Dataset entries on figures:
* begin *
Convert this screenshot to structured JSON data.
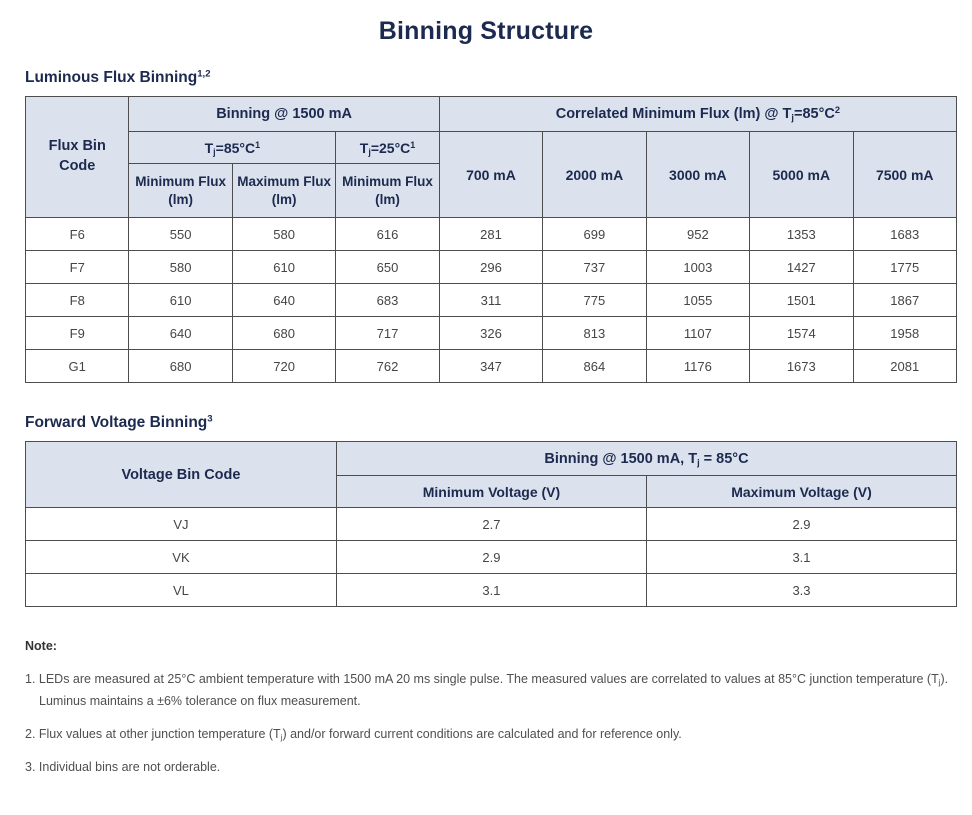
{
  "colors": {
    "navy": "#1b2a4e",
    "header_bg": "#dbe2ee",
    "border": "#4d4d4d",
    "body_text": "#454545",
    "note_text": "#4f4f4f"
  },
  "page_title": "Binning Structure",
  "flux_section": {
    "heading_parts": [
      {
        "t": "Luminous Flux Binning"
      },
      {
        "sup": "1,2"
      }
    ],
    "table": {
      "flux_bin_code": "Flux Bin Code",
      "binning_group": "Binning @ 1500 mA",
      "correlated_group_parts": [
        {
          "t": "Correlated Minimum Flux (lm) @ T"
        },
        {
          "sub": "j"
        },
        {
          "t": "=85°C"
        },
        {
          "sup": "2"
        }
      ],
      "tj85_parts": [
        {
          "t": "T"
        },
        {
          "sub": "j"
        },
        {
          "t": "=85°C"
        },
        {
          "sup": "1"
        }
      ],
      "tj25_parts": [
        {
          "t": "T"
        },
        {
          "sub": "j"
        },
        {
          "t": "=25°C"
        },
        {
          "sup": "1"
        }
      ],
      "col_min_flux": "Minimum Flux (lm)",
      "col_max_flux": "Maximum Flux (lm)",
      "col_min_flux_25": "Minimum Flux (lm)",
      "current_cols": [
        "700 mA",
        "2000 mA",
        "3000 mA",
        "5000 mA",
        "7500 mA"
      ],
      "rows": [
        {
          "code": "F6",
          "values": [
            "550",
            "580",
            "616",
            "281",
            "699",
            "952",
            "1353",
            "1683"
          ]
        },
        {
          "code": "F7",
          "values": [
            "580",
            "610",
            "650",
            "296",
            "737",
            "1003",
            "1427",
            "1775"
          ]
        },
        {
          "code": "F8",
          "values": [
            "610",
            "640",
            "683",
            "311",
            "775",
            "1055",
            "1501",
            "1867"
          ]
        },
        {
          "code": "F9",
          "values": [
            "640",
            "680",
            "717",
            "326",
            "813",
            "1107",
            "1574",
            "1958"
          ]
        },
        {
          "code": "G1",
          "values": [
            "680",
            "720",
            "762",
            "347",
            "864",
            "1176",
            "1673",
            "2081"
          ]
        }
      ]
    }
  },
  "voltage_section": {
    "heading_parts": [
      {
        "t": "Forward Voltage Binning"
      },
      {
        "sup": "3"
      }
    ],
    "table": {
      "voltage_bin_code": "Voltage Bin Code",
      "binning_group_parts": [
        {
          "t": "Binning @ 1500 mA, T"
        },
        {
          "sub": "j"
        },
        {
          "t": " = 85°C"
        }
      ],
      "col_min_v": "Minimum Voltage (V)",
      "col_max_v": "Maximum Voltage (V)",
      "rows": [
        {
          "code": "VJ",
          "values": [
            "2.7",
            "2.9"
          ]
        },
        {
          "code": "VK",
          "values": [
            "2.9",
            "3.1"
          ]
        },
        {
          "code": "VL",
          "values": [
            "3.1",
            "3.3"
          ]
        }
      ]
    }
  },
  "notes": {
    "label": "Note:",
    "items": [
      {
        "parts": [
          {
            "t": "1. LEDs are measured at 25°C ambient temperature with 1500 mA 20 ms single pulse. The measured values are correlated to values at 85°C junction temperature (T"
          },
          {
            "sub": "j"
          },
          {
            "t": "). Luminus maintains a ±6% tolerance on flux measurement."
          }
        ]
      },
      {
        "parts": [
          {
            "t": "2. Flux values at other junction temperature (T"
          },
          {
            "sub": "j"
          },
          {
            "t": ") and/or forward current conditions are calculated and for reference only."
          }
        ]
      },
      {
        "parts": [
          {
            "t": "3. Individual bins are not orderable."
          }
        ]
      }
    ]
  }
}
* end *
Direction: Using the records above, copy every line that has the word "Maximum" in it.

Complete response:
      "col_max_flux": "Maximum Flux (lm)",
      "col_max_v": "Maximum Voltage (V)",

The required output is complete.